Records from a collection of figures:
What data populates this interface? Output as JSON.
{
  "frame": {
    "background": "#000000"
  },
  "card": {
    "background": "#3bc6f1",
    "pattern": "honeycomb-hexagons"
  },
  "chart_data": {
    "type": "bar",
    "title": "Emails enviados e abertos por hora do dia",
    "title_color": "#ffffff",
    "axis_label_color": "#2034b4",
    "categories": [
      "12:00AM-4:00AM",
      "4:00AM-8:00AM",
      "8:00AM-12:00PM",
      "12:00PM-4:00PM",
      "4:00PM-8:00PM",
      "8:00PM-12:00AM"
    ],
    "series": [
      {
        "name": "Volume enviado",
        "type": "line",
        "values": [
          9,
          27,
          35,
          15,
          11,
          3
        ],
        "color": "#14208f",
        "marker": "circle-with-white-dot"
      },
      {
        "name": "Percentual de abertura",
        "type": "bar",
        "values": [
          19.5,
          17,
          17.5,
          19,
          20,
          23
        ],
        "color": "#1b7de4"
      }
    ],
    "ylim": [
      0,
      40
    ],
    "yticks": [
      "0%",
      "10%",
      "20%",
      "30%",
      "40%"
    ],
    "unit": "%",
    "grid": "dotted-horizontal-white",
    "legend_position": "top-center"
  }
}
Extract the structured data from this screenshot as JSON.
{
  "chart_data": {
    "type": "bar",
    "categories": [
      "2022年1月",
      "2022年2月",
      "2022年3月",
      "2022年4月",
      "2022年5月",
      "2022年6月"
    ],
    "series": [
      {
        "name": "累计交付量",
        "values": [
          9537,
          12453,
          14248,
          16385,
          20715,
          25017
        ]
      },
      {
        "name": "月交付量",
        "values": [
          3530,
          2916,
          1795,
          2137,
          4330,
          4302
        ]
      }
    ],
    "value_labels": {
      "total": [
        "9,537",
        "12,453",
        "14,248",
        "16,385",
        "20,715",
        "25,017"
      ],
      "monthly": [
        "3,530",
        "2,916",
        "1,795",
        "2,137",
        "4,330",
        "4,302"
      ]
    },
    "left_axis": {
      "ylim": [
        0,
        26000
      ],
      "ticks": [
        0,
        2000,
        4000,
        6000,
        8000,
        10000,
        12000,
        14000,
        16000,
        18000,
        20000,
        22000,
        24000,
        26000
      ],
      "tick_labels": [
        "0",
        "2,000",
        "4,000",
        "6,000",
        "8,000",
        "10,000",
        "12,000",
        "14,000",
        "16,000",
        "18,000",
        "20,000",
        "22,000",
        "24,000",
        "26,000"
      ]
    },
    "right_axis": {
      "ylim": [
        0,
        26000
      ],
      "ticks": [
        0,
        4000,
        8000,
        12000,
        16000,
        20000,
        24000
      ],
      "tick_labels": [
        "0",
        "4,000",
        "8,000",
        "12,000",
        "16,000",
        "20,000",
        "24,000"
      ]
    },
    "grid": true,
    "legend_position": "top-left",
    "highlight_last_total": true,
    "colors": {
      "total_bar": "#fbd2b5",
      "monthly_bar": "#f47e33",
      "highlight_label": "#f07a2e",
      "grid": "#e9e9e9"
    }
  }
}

## Instructions to follow
In the records above, find the lines containing "grid" and copy them.

## Answer to this task
    "grid": "dotted-horizontal-white",
    "grid": true,
      "grid": "#e9e9e9"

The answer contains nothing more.